Exercise instructions: State the number of lines, and only that number, in which the word "新建压力下" appears.

[Raw records]
══════════

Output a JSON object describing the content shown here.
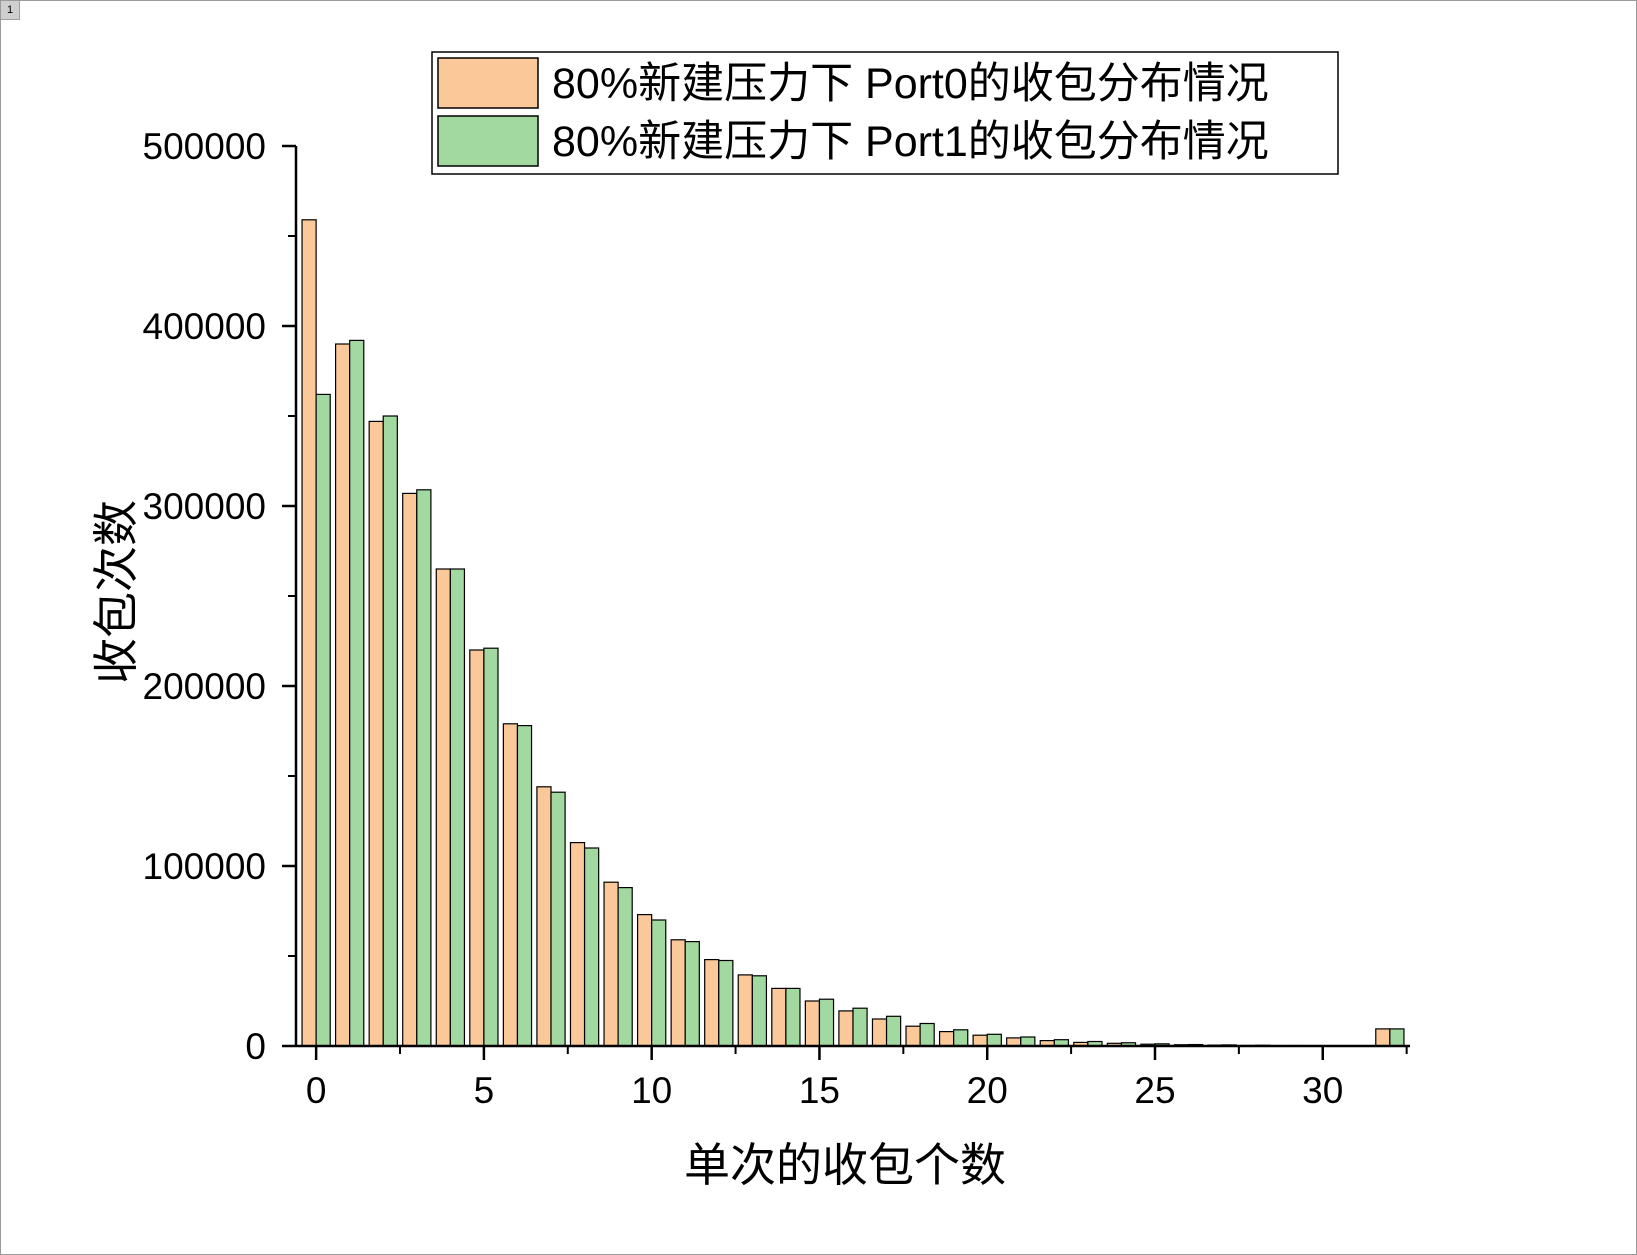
{
  "page_tab_label": "1",
  "chart_data": {
    "type": "bar",
    "title": "",
    "xlabel": "单次的收包个数",
    "ylabel": "收包次数",
    "xlim": [
      -0.6,
      32.6
    ],
    "ylim": [
      0,
      500000
    ],
    "x_ticks": [
      0,
      5,
      10,
      15,
      20,
      25,
      30
    ],
    "y_ticks": [
      0,
      100000,
      200000,
      300000,
      400000,
      500000
    ],
    "grid": false,
    "legend_position": "top-right",
    "categories": [
      0,
      1,
      2,
      3,
      4,
      5,
      6,
      7,
      8,
      9,
      10,
      11,
      12,
      13,
      14,
      15,
      16,
      17,
      18,
      19,
      20,
      21,
      22,
      23,
      24,
      25,
      26,
      27,
      28,
      29,
      30,
      31,
      32
    ],
    "series": [
      {
        "name": "80%新建压力下 Port0的收包分布情况",
        "color": "#FBC899",
        "values": [
          459000,
          390000,
          347000,
          307000,
          265000,
          220000,
          179000,
          144000,
          113000,
          91000,
          73000,
          59000,
          48000,
          39500,
          32000,
          25000,
          19500,
          15000,
          11000,
          8000,
          6000,
          4500,
          3000,
          2000,
          1500,
          1000,
          700,
          500,
          300,
          200,
          100,
          50,
          9500
        ]
      },
      {
        "name": "80%新建压力下 Port1的收包分布情况",
        "color": "#A2D9A0",
        "values": [
          362000,
          392000,
          350000,
          309000,
          265000,
          221000,
          178000,
          141000,
          110000,
          88000,
          70000,
          58000,
          47500,
          39000,
          32000,
          26000,
          21000,
          16500,
          12500,
          9000,
          6500,
          5000,
          3500,
          2500,
          1800,
          1200,
          800,
          600,
          400,
          250,
          150,
          80,
          9500
        ]
      }
    ]
  }
}
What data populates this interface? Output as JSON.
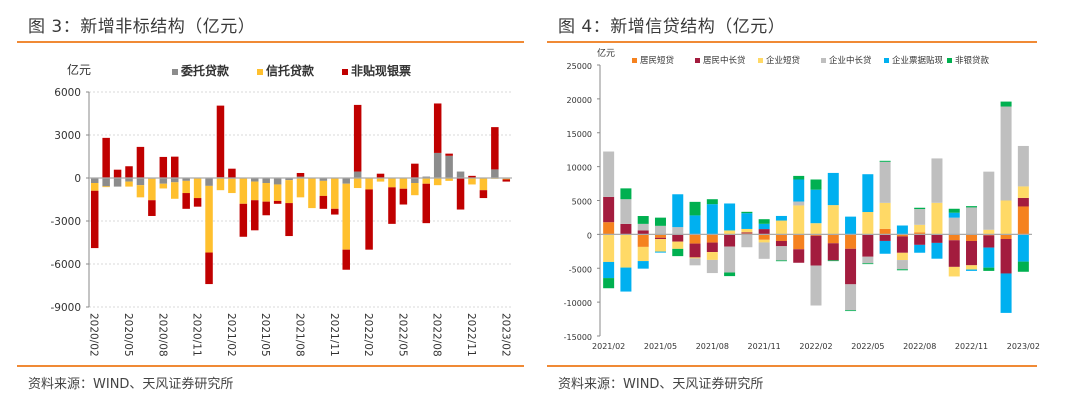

══════════

Task response: 2